_CONSIGNE_
Transformez en liste numérotée les lignes du matériel ci-dessous, de celle qui contient « tco-total: 23.100 €: [1451, 241, 1496, 253] » jusqu'à celle qui contient « close-icon[interactable]: ✕: [1570, 14, 1594, 38] », ces deux lignes comprises, en omettant les lignes vides.
+-------+
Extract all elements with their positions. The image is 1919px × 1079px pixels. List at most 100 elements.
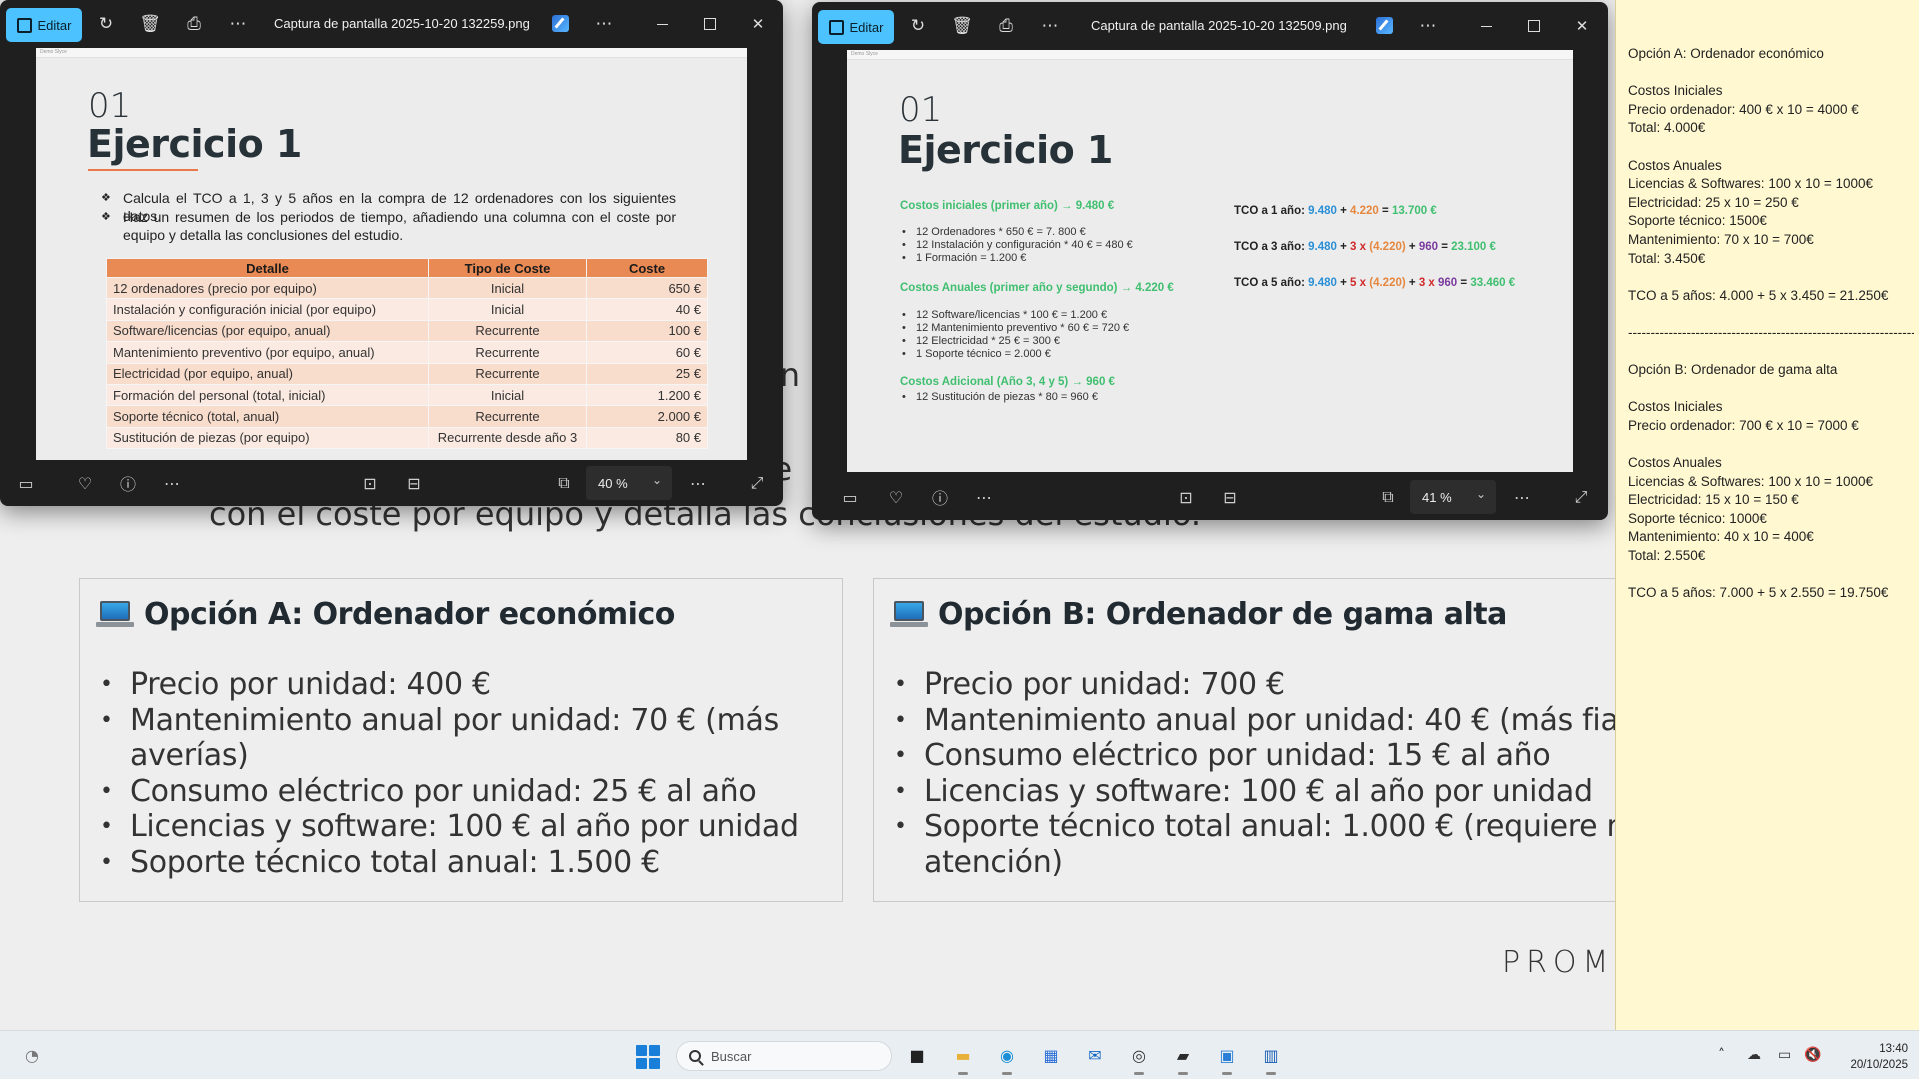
tco-total: 23.100 €: [1451, 241, 1496, 253]
minimize-icon[interactable]: [1474, 14, 1498, 38]
tco-value: 9.480: [1308, 277, 1337, 289]
cell: Instalación y configuración inicial (por…: [106, 298, 429, 321]
list-item: 12 Software/licencias * 100 € = 1.200 €: [900, 309, 1129, 322]
cell: 2.000 €: [586, 405, 708, 428]
print-icon[interactable]: ⎙: [994, 14, 1018, 38]
file-explorer-icon[interactable]: ▬: [948, 1040, 978, 1075]
system-clock[interactable]: 13:40 20/10/2025: [1830, 1041, 1908, 1073]
close-icon[interactable]: ✕: [746, 12, 770, 36]
note-line: Licencias & Softwares: 100 x 10 = 1000€: [1628, 473, 1874, 489]
fit-view-icon[interactable]: ⧉: [1376, 485, 1400, 509]
taskbar-search[interactable]: Buscar: [676, 1041, 892, 1071]
delete-icon[interactable]: 🗑: [950, 14, 974, 38]
maximize-icon[interactable]: [1522, 14, 1546, 38]
text-scan-icon[interactable]: ⊟: [1218, 485, 1242, 509]
more-icon[interactable]: ⋯: [1510, 485, 1534, 509]
clock-date: 20/10/2025: [1850, 1059, 1908, 1071]
close-icon[interactable]: ✕: [1570, 14, 1594, 38]
more-icon[interactable]: ⋯: [1038, 14, 1062, 38]
zoom-dropdown[interactable]: 40 % ⌄: [586, 466, 672, 500]
cloud-offline-icon[interactable]: ☁: [1747, 1047, 1761, 1063]
eye-app-icon[interactable]: ◎: [1124, 1040, 1154, 1075]
photoshop-app-icon[interactable]: [552, 15, 569, 32]
visual-search-icon[interactable]: ⊡: [358, 471, 382, 495]
more-icon[interactable]: ⋯: [592, 12, 616, 36]
calculator-icon[interactable]: ▥: [1256, 1040, 1286, 1075]
slide-number: 01: [88, 86, 132, 126]
tco-value: 960: [1418, 241, 1438, 253]
app-label: Demo Slyce: [40, 49, 67, 55]
cell: Sustitución de piezas (por equipo): [106, 426, 429, 450]
tco-multiplier: 3 x: [1350, 241, 1367, 253]
list-item: 12 Mantenimiento preventivo * 60 € = 720…: [900, 322, 1129, 335]
table-row: Soporte técnico (total, anual) Recurrente…: [106, 405, 708, 428]
zoom-dropdown[interactable]: 41 % ⌄: [1410, 480, 1496, 514]
note-line: [1628, 381, 1919, 400]
note-line: Opción B: Ordenador de gama alta: [1628, 362, 1838, 378]
edit-button[interactable]: Editar: [818, 10, 894, 44]
title-bar[interactable]: Editar ↻ 🗑 ⎙ ⋯ Captura de pantalla 2025-…: [812, 2, 1608, 50]
tco-1-year: TCO a 1 año: 9.480 + 4.220 = 13.700 €: [1234, 205, 1437, 217]
slide-title: Ejercicio 1: [898, 128, 1113, 172]
photos-window-2[interactable]: Editar ↻ 🗑 ⎙ ⋯ Captura de pantalla 2025-…: [812, 2, 1608, 520]
zoom-value: 40 %: [598, 475, 628, 491]
cell: Recurrente: [428, 362, 587, 385]
title-bar[interactable]: Editar ↻ 🗑 ⎙ ⋯ Captura de pantalla 2025-…: [0, 0, 783, 48]
task-view-icon[interactable]: ■: [902, 1040, 932, 1070]
expand-icon[interactable]: ⤢: [745, 471, 769, 495]
network-icon[interactable]: ▭: [1778, 1047, 1791, 1063]
rotate-icon[interactable]: ↻: [94, 12, 118, 36]
photoshop-app-icon[interactable]: [1376, 17, 1393, 34]
edge-browser-icon[interactable]: ◉: [992, 1040, 1022, 1075]
edit-button[interactable]: Editar: [6, 8, 82, 42]
table-row: Instalación y configuración inicial (por…: [106, 298, 708, 321]
cell: Recurrente desde año 3: [428, 426, 587, 450]
list-item: 12 Electricidad * 25 € = 300 €: [900, 335, 1129, 348]
note-line: Costos Iniciales: [1628, 399, 1723, 415]
fit-view-icon[interactable]: ⧉: [552, 471, 576, 495]
more-icon[interactable]: ⋯: [686, 471, 710, 495]
tco-operator: +: [1408, 241, 1416, 253]
tco-operator: +: [1408, 277, 1416, 289]
info-icon[interactable]: ⓘ: [928, 485, 952, 509]
sticky-note-panel[interactable]: Opción A: Ordenador económico Costos Inic…: [1615, 0, 1919, 1030]
photos-window-1[interactable]: Editar ↻ 🗑 ⎙ ⋯ Captura de pantalla 2025-…: [0, 0, 783, 506]
annual-costs-list: 12 Software/licencias * 100 € = 1.200 € …: [900, 309, 1129, 361]
more-icon[interactable]: ⋯: [160, 471, 184, 495]
visual-search-icon[interactable]: ⊡: [1174, 485, 1198, 509]
more-icon[interactable]: ⋯: [972, 485, 996, 509]
list-item: Soporte técnico total anual: 1.500 €: [100, 845, 799, 881]
cell: Inicial: [428, 276, 587, 300]
maximize-icon[interactable]: [698, 12, 722, 36]
minimize-icon[interactable]: [650, 12, 674, 36]
tray-chevron-icon[interactable]: ˄: [1718, 1047, 1725, 1063]
photos-icon[interactable]: ▣: [1212, 1040, 1242, 1075]
favorite-heart-icon[interactable]: ♡: [884, 485, 908, 509]
widgets-icon[interactable]: ◔: [17, 1040, 47, 1070]
filmstrip-icon[interactable]: ▭: [838, 485, 862, 509]
text-scan-icon[interactable]: ⊟: [402, 471, 426, 495]
option-a-card: Opción A: Ordenador económico Precio por…: [79, 578, 843, 902]
option-b-card: Opción B: Ordenador de gama alta Precio …: [873, 578, 1633, 902]
print-icon[interactable]: ⎙: [182, 12, 206, 36]
column-header: Detalle: [106, 258, 429, 278]
info-icon[interactable]: ⓘ: [116, 471, 140, 495]
start-button[interactable]: [636, 1045, 660, 1069]
outlook-icon[interactable]: ✉: [1080, 1040, 1110, 1070]
more-icon[interactable]: ⋯: [226, 12, 250, 36]
rotate-icon[interactable]: ↻: [906, 14, 930, 38]
cell: Inicial: [428, 298, 587, 321]
delete-icon[interactable]: 🗑: [138, 12, 162, 36]
list-item: 12 Ordenadores * 650 € = 7. 800 €: [900, 226, 1133, 239]
list-item: Licencias y software: 100 € al año por u…: [894, 774, 1633, 810]
filmstrip-icon[interactable]: ▭: [14, 471, 38, 495]
expand-icon[interactable]: ⤢: [1569, 485, 1593, 509]
sticky-notes-icon[interactable]: ▰: [1168, 1040, 1198, 1075]
favorite-heart-icon[interactable]: ♡: [73, 471, 97, 495]
volume-muted-icon[interactable]: 🔇: [1804, 1047, 1821, 1063]
store-icon[interactable]: ▦: [1036, 1040, 1066, 1070]
more-icon[interactable]: ⋯: [1416, 14, 1440, 38]
cell: 100 €: [586, 319, 708, 343]
cell: Recurrente: [428, 319, 587, 343]
tco-label: TCO a 3 año:: [1234, 241, 1305, 253]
+-------+
_RÉPONSE CI-DESSOUS_
1. tco-total: 23.100 €: [1451, 241, 1496, 253]
2. minimize-icon[interactable]: [1474, 14, 1498, 38]
3. tco-value: 9.480: [1308, 277, 1337, 289]
4. cell: Instalación y configuración inicial (por…: [106, 298, 429, 321]
5. list-item: 12 Software/licencias * 100 € = 1.200 €: [900, 309, 1129, 322]
6. cell: 2.000 €: [586, 405, 708, 428]
7. print-icon[interactable]: ⎙: [994, 14, 1018, 38]
8. file-explorer-icon[interactable]: ▬: [948, 1040, 978, 1075]
9. system-clock[interactable]: 13:40 20/10/2025: [1830, 1041, 1908, 1073]
10. close-icon[interactable]: ✕: [746, 12, 770, 36]
11. note-line: Licencias & Softwares: 100 x 10 = 1000€: [1628, 473, 1874, 489]
12. fit-view-icon[interactable]: ⧉: [1376, 485, 1400, 509]
13. taskbar-search[interactable]: Buscar: [676, 1041, 892, 1071]
14. delete-icon[interactable]: 🗑: [950, 14, 974, 38]
15. maximize-icon[interactable]: [1522, 14, 1546, 38]
16. text-scan-icon[interactable]: ⊟: [1218, 485, 1242, 509]
17. more-icon[interactable]: ⋯: [1510, 485, 1534, 509]
18. clock-date: 20/10/2025: [1850, 1059, 1908, 1071]
19. close-icon[interactable]: ✕: [1570, 14, 1594, 38]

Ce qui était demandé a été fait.